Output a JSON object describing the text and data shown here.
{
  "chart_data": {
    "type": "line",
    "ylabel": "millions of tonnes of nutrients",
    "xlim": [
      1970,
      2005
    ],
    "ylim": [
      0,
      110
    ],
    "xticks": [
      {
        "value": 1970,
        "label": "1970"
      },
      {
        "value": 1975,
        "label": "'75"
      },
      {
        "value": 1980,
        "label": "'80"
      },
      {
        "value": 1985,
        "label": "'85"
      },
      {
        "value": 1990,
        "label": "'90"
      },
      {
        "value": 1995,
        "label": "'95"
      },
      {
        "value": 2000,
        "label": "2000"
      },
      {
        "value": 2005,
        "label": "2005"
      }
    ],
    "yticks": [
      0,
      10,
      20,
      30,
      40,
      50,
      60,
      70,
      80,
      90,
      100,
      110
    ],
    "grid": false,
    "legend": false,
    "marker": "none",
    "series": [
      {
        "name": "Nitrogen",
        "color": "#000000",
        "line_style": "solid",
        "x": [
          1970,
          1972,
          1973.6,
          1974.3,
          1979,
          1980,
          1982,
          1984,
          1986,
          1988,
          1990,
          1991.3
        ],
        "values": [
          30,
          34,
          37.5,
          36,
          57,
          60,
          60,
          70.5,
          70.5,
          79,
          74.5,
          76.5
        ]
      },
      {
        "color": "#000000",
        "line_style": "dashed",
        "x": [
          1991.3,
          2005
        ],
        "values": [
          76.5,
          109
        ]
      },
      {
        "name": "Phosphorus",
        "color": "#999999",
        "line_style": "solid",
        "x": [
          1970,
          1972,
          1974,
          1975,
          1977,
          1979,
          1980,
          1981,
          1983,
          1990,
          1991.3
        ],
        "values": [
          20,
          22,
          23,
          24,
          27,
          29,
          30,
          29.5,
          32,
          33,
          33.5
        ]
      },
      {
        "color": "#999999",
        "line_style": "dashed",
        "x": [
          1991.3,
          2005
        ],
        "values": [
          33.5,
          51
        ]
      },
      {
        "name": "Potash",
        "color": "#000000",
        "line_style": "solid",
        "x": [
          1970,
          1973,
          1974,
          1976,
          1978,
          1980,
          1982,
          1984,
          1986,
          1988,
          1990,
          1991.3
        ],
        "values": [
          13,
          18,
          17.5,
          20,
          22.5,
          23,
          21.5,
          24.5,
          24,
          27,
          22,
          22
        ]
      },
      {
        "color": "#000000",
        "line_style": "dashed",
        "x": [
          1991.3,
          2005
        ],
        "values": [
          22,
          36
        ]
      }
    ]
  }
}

◇ ◇ ◇

**WHAT THE EXERCISE ASKS**
Retype the records in full. Keep every line identical to the original.

**SOLUTION TO THIS PROBLEM**
Output a JSON object describing the text and data shown here.
{
  "chart_data": {
    "type": "line",
    "ylabel": "millions of tonnes of nutrients",
    "xlim": [
      1970,
      2005
    ],
    "ylim": [
      0,
      110
    ],
    "xticks": [
      {
        "value": 1970,
        "label": "1970"
      },
      {
        "value": 1975,
        "label": "'75"
      },
      {
        "value": 1980,
        "label": "'80"
      },
      {
        "value": 1985,
        "label": "'85"
      },
      {
        "value": 1990,
        "label": "'90"
      },
      {
        "value": 1995,
        "label": "'95"
      },
      {
        "value": 2000,
        "label": "2000"
      },
      {
        "value": 2005,
        "label": "2005"
      }
    ],
    "yticks": [
      0,
      10,
      20,
      30,
      40,
      50,
      60,
      70,
      80,
      90,
      100,
      110
    ],
    "grid": false,
    "legend": false,
    "marker": "none",
    "series": [
      {
        "name": "Nitrogen",
        "color": "#000000",
        "line_style": "solid",
        "x": [
          1970,
          1972,
          1973.6,
          1974.3,
          1979,
          1980,
          1982,
          1984,
          1986,
          1988,
          1990,
          1991.3
        ],
        "values": [
          30,
          34,
          37.5,
          36,
          57,
          60,
          60,
          70.5,
          70.5,
          79,
          74.5,
          76.5
        ]
      },
      {
        "color": "#000000",
        "line_style": "dashed",
        "x": [
          1991.3,
          2005
        ],
        "values": [
          76.5,
          109
        ]
      },
      {
        "name": "Phosphorus",
        "color": "#999999",
        "line_style": "solid",
        "x": [
          1970,
          1972,
          1974,
          1975,
          1977,
          1979,
          1980,
          1981,
          1983,
          1990,
          1991.3
        ],
        "values": [
          20,
          22,
          23,
          24,
          27,
          29,
          30,
          29.5,
          32,
          33,
          33.5
        ]
      },
      {
        "color": "#999999",
        "line_style": "dashed",
        "x": [
          1991.3,
          2005
        ],
        "values": [
          33.5,
          51
        ]
      },
      {
        "name": "Potash",
        "color": "#000000",
        "line_style": "solid",
        "x": [
          1970,
          1973,
          1974,
          1976,
          1978,
          1980,
          1982,
          1984,
          1986,
          1988,
          1990,
          1991.3
        ],
        "values": [
          13,
          18,
          17.5,
          20,
          22.5,
          23,
          21.5,
          24.5,
          24,
          27,
          22,
          22
        ]
      },
      {
        "color": "#000000",
        "line_style": "dashed",
        "x": [
          1991.3,
          2005
        ],
        "values": [
          22,
          36
        ]
      }
    ]
  }
}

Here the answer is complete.